Set exercise: Reproduce each record below exactly as written.

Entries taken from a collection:
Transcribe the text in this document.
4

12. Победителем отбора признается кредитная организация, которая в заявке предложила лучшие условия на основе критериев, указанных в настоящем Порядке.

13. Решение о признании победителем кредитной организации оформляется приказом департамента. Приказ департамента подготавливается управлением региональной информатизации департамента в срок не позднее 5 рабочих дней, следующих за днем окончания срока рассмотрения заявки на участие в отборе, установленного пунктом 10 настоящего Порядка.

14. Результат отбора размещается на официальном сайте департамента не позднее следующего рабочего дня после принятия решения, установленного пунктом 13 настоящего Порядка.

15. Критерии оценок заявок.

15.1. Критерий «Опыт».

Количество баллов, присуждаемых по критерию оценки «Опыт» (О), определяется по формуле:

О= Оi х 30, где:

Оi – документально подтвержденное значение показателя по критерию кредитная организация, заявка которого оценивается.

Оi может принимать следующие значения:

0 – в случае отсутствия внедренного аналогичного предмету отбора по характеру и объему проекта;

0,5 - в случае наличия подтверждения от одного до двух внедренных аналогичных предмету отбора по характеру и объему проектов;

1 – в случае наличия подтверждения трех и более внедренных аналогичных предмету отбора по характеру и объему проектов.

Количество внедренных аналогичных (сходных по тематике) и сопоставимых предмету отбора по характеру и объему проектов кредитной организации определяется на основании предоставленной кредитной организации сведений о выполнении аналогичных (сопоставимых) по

Reply to the task:
Transcribe the text in this document.
4

12. Победителем отбора признается кредитная организация, которая в заявке предложила лучшие условия на основе критериев, указанных в настоящем Порядке.

13. Решение о признании победителем кредитной организации оформляется приказом департамента. Приказ департамента подготавливается управлением региональной информатизации департамента в срок не позднее 5 рабочих дней, следующих за днем окончания срока рассмотрения заявки на участие в отборе, установленного пунктом 10 настоящего Порядка.

14. Результат отбора размещается на официальном сайте департамента не позднее следующего рабочего дня после принятия решения, установленного пунктом 13 настоящего Порядка.

15. Критерии оценок заявок.

15.1. Критерий «Опыт».

Количество баллов, присуждаемых по критерию оценки «Опыт» (О), определяется по формуле:

О= Оi х 30, где:

Оi – документально подтвержденное значение показателя по критерию кредитная организация, заявка которого оценивается.

Оi может принимать следующие значения:

0 – в случае отсутствия внедренного аналогичного предмету отбора по характеру и объему проекта;

0,5 - в случае наличия подтверждения от одного до двух внедренных аналогичных предмету отбора по характеру и объему проектов;

1 – в случае наличия подтверждения трех и более внедренных аналогичных предмету отбора по характеру и объему проектов.

Количество внедренных аналогичных (сходных по тематике) и сопоставимых предмету отбора по характеру и объему проектов кредитной организации определяется на основании предоставленной кредитной организации сведений о выполнении аналогичных (сопоставимых) по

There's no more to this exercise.